**TASK TO COMPLETE**
From the listing below, extract each line containing the string "days".

Rows from a figure dataset:
####################

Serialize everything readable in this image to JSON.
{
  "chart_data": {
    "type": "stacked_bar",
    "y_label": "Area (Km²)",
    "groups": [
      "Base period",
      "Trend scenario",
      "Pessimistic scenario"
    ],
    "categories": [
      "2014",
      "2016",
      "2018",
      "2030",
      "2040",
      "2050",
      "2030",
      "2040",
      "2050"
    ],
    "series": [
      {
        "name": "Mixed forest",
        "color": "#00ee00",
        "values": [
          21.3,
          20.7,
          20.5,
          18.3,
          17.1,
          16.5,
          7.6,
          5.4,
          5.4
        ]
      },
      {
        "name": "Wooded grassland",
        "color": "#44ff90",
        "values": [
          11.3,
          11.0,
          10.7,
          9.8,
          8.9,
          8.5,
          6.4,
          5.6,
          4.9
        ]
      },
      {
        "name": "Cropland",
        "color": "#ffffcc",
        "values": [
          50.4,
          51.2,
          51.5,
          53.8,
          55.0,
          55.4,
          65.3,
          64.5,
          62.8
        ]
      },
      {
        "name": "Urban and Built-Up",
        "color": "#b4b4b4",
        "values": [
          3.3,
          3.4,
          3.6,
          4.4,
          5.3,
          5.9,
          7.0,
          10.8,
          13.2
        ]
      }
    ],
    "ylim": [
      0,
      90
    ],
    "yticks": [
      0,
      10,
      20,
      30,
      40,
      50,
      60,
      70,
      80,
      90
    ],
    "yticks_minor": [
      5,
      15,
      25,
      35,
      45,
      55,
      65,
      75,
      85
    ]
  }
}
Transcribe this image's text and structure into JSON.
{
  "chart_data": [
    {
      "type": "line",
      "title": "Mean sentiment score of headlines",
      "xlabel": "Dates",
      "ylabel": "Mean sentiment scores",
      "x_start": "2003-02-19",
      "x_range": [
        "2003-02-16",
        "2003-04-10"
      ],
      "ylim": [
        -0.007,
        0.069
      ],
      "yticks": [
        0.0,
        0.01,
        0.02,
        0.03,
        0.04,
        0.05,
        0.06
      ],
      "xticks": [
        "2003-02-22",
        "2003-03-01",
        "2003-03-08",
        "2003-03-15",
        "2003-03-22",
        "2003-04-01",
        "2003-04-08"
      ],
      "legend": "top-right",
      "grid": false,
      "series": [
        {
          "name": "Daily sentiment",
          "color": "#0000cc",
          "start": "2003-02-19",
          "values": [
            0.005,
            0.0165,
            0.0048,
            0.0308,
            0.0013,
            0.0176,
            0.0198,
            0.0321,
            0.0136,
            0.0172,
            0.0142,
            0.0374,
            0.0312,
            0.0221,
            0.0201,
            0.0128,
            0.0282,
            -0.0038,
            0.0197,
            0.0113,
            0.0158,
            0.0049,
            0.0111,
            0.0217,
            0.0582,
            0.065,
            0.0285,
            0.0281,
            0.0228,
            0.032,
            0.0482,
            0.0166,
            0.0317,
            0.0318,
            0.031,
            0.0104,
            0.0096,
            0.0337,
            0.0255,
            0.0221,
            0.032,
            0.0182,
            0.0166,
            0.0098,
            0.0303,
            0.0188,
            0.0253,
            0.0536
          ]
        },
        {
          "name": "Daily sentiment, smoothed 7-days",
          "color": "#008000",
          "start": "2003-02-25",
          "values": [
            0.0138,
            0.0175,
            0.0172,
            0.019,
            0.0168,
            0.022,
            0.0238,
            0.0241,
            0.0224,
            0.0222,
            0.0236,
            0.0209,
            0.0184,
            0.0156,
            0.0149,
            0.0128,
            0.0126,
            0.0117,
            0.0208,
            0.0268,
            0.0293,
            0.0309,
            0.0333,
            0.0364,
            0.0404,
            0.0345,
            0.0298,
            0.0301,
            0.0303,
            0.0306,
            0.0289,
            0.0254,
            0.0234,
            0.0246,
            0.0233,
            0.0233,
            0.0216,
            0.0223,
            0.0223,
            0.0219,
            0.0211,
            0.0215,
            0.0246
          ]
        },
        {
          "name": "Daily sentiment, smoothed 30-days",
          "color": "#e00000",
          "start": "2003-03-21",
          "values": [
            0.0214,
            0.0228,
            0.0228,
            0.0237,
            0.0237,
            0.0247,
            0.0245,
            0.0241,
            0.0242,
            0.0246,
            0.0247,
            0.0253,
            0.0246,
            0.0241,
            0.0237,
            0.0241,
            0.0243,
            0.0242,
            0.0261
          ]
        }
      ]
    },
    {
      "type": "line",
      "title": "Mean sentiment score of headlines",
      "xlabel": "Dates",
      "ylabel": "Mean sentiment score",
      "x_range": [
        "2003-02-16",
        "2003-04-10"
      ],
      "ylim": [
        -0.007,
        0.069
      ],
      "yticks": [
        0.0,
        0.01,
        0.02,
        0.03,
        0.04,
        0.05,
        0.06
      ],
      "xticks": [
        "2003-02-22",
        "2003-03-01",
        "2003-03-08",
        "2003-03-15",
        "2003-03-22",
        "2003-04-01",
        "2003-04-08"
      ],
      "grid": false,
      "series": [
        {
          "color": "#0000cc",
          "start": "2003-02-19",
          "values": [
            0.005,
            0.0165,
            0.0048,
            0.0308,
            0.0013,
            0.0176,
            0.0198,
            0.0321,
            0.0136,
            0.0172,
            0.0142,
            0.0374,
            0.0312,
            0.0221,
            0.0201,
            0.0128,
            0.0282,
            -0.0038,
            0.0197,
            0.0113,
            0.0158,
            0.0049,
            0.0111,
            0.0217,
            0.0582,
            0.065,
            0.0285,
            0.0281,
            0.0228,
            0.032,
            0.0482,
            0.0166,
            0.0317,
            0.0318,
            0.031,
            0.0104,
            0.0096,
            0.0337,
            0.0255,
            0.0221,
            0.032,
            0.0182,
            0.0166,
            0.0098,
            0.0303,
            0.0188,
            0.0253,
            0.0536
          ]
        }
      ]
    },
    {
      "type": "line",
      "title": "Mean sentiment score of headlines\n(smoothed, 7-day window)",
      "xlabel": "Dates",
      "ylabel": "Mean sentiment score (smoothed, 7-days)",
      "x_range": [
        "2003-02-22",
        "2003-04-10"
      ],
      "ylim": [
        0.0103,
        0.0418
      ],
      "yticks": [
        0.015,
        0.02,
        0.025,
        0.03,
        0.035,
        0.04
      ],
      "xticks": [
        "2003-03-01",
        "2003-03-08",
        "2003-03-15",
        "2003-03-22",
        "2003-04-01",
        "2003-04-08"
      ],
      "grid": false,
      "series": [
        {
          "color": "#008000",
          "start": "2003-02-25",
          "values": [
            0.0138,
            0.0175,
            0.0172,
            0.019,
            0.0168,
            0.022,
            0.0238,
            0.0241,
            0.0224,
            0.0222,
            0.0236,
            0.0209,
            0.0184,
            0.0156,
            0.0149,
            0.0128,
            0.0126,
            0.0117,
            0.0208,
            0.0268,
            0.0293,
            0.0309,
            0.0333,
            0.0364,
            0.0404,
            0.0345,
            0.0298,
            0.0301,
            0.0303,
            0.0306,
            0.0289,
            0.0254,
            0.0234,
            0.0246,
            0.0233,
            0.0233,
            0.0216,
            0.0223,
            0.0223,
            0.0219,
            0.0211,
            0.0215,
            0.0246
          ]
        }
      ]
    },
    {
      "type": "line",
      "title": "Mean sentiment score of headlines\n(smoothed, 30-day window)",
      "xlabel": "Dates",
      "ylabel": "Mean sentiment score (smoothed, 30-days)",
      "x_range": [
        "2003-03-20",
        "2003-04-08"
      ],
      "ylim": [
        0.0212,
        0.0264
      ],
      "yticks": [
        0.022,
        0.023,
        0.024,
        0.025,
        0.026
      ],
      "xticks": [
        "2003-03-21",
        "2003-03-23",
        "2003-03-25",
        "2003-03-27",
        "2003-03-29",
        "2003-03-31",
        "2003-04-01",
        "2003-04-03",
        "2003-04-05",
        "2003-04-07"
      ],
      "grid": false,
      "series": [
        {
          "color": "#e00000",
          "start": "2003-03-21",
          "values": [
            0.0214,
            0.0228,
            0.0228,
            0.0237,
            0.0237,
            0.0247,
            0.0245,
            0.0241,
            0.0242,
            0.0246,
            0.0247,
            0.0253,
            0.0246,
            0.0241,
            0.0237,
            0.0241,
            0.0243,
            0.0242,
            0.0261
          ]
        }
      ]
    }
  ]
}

####################

**TASK RESULT**
          "name": "Daily sentiment, smoothed 7-days",
          "name": "Daily sentiment, smoothed 30-days",
      "ylabel": "Mean sentiment score (smoothed, 7-days)",
      "ylabel": "Mean sentiment score (smoothed, 30-days)",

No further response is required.